■ Work instructions
Find each line with the word "ylabel" and copy it.

■ Rows from a dataset
_ _ _
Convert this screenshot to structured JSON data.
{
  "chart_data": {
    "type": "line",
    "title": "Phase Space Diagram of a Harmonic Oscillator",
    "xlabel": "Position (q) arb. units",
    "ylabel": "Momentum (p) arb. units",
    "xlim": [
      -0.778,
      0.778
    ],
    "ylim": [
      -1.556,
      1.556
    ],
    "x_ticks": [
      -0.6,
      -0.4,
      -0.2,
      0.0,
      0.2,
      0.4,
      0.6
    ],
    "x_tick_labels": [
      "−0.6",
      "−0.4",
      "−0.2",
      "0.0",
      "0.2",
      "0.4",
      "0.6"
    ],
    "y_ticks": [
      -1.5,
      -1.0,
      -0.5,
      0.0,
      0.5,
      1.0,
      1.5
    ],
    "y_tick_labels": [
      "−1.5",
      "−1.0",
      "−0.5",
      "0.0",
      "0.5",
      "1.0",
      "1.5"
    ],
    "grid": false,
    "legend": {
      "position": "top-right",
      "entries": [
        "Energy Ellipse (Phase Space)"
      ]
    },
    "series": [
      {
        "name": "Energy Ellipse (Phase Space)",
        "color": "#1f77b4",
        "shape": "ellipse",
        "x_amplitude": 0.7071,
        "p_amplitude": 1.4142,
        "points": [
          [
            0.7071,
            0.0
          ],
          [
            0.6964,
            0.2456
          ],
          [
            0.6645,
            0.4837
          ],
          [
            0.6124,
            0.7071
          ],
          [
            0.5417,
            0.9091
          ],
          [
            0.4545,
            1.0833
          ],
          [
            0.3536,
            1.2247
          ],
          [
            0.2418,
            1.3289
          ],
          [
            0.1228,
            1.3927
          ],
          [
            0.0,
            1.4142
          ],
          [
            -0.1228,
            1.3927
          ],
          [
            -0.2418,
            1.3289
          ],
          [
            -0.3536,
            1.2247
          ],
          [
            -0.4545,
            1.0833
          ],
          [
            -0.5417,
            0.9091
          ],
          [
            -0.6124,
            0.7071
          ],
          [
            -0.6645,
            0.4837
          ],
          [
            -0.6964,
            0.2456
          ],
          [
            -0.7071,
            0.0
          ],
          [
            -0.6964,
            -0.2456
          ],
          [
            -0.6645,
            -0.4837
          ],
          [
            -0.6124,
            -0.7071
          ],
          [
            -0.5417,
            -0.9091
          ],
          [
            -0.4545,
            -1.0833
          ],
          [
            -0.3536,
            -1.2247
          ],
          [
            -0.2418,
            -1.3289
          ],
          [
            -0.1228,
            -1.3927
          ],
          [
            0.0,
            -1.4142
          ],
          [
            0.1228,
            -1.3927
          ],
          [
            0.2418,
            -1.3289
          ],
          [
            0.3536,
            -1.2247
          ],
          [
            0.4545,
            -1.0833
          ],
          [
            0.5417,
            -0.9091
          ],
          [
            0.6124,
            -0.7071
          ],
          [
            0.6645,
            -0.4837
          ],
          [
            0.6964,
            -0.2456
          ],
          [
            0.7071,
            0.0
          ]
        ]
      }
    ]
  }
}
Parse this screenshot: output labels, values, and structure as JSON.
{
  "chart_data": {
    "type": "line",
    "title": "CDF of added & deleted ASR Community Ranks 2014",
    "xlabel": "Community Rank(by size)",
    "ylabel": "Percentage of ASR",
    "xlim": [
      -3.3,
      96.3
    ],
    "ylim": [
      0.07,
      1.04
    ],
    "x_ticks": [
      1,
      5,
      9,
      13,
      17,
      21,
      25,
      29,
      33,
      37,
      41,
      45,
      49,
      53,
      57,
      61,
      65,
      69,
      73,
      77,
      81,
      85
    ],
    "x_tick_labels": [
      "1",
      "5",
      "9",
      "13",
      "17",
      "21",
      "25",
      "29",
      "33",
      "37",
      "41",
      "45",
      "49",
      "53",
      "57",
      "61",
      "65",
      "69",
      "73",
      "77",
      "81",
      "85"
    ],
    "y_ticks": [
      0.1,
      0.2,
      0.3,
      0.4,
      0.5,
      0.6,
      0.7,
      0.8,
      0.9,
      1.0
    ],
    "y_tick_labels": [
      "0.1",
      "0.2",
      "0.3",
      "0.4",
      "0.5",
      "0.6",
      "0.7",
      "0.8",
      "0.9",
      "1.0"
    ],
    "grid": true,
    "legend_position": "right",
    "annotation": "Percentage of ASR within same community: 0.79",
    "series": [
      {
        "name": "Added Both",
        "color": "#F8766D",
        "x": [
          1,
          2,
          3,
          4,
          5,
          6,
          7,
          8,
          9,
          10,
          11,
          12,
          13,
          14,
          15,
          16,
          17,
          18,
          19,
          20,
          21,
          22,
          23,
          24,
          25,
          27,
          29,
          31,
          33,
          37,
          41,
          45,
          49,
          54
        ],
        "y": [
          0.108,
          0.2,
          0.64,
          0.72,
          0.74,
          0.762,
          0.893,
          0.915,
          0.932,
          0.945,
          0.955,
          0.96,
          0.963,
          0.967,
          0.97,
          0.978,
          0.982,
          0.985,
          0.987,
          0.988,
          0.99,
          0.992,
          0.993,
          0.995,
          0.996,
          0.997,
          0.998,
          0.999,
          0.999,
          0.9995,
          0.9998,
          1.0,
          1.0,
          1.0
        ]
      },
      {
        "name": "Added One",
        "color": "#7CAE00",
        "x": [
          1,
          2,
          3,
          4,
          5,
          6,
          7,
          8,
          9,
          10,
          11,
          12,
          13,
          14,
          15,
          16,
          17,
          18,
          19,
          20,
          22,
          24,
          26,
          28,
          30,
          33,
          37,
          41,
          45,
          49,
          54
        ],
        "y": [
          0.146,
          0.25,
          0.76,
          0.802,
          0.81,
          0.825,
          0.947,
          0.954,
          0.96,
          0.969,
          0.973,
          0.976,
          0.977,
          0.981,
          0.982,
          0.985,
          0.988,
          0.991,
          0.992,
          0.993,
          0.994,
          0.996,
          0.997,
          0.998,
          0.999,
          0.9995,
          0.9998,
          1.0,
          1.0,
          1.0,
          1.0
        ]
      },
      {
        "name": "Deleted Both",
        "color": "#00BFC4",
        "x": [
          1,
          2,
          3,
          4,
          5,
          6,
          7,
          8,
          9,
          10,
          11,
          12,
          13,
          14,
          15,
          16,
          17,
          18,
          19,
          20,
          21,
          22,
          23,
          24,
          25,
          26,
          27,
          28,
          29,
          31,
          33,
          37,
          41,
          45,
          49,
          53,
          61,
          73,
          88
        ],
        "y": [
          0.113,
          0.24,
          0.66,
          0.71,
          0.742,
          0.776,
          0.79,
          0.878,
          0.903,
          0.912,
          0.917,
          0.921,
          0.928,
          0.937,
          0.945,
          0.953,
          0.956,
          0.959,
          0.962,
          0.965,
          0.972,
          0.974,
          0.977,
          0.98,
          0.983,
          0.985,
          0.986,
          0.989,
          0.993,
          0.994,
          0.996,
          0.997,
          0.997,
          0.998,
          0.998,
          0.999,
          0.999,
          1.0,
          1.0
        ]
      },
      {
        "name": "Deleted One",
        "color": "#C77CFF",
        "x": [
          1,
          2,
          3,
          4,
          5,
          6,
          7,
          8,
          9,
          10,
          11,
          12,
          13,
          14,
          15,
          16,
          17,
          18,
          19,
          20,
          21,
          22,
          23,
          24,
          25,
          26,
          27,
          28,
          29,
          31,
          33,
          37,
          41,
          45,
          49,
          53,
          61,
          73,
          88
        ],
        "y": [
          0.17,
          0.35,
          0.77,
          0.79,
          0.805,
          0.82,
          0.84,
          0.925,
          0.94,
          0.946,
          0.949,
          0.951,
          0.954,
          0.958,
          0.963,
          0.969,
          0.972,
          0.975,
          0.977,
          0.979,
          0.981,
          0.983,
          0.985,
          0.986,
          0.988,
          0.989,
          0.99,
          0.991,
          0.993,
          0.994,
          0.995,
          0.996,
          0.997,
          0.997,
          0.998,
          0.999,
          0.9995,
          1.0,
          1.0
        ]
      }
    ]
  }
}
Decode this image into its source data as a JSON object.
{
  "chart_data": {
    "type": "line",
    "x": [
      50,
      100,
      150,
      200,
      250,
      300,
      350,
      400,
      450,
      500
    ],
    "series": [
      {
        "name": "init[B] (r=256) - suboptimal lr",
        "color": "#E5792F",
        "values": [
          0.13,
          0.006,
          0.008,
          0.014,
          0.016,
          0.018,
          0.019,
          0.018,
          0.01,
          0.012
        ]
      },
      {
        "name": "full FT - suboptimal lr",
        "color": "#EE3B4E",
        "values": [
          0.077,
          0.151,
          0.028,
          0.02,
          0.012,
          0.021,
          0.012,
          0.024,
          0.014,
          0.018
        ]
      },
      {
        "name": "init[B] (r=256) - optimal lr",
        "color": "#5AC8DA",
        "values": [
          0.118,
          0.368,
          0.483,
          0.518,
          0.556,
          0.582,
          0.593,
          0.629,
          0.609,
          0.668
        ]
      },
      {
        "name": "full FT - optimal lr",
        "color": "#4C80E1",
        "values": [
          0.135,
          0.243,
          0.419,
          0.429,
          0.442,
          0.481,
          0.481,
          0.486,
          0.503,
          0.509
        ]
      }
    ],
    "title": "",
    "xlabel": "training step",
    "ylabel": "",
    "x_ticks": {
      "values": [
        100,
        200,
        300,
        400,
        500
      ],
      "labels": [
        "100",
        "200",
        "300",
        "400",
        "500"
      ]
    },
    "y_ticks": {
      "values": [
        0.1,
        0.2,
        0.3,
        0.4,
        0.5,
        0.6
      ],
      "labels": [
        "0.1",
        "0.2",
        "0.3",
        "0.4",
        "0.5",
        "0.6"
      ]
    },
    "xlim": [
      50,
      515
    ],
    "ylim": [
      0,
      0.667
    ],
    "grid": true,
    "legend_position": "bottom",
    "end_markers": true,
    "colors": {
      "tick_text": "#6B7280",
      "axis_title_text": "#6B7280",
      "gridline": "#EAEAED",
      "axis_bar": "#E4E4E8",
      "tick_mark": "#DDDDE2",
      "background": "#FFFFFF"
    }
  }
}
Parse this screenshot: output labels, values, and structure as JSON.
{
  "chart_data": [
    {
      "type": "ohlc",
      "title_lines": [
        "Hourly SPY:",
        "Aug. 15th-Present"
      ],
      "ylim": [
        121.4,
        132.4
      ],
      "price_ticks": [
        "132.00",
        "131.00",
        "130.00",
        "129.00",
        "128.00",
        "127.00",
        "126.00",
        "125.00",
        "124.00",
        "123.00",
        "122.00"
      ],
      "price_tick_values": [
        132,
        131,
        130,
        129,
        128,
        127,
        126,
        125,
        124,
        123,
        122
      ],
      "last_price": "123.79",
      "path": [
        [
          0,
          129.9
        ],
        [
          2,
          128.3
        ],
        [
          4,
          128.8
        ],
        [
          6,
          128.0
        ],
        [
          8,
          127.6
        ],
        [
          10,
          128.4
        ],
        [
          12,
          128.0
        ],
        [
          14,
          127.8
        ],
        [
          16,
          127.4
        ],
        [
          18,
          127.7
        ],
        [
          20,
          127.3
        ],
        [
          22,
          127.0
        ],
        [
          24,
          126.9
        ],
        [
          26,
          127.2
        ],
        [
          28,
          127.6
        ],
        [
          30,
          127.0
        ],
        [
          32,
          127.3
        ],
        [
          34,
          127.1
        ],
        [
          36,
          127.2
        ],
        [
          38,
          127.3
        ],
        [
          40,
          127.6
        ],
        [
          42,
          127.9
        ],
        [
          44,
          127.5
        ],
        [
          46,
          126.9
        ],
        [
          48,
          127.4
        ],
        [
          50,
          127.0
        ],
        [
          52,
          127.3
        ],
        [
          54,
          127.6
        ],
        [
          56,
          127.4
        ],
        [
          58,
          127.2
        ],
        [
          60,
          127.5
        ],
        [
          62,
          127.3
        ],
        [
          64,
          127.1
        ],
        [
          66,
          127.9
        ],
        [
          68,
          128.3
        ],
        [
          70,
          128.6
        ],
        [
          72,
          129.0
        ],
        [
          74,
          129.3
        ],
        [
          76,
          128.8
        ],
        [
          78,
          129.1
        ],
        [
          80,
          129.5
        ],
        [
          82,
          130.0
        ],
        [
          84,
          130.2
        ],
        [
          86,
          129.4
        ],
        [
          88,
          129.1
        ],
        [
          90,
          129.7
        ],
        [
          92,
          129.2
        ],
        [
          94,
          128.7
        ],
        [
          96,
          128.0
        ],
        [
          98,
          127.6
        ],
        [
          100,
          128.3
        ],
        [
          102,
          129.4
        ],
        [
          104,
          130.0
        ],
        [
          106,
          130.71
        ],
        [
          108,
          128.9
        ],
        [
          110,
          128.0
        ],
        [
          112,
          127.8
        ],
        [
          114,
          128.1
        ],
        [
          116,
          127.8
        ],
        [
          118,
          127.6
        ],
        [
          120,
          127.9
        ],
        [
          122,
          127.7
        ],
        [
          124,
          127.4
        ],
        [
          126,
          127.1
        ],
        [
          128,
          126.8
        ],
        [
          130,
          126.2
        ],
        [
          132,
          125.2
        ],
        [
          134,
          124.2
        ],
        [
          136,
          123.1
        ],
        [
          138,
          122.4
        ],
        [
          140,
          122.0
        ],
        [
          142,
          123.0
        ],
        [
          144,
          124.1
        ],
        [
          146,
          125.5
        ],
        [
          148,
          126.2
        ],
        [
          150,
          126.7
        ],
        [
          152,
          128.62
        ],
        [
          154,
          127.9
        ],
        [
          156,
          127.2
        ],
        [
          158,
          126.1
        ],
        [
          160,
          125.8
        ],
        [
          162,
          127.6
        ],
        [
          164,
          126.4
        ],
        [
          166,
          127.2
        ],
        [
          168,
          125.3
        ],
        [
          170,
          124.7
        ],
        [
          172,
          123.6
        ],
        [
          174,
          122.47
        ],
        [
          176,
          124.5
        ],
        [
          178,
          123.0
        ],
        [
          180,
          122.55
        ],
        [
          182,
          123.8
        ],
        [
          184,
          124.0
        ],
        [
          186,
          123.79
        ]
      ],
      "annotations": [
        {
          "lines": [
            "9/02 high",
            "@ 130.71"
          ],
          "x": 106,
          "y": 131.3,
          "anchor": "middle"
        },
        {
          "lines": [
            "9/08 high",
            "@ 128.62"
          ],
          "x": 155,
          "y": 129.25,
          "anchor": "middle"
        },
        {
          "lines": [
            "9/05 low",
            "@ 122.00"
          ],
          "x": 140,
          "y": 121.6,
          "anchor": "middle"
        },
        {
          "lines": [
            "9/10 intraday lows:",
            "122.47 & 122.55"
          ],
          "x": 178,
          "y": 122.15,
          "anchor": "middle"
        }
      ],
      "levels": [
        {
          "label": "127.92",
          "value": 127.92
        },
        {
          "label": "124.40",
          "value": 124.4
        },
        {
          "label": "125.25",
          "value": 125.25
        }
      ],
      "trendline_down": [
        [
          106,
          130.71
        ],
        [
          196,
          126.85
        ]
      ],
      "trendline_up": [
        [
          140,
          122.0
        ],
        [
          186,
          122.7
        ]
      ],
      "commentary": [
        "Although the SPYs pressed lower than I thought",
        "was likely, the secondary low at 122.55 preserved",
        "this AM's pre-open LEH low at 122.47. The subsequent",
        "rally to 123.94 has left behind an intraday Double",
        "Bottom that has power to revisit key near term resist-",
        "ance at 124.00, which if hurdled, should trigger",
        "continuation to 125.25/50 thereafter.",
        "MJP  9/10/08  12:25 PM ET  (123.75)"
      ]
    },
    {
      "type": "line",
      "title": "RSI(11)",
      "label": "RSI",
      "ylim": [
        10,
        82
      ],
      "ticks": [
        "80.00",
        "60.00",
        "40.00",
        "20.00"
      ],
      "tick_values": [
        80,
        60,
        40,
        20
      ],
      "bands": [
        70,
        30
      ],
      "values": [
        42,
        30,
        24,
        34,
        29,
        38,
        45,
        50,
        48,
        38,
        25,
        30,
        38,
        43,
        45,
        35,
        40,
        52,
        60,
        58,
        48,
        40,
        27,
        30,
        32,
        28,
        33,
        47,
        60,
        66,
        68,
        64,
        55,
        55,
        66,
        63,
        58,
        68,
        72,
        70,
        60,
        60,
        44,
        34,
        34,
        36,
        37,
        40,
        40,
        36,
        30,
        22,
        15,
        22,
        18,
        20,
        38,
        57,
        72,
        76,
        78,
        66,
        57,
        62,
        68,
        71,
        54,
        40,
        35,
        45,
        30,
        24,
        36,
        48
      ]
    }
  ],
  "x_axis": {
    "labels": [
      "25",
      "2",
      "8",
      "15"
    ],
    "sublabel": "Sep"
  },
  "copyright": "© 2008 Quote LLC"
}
_ _ _
■ Full solution
    "ylabel": "Momentum (p) arb. units",
    "ylabel": "Percentage of ASR",
    "ylabel": "",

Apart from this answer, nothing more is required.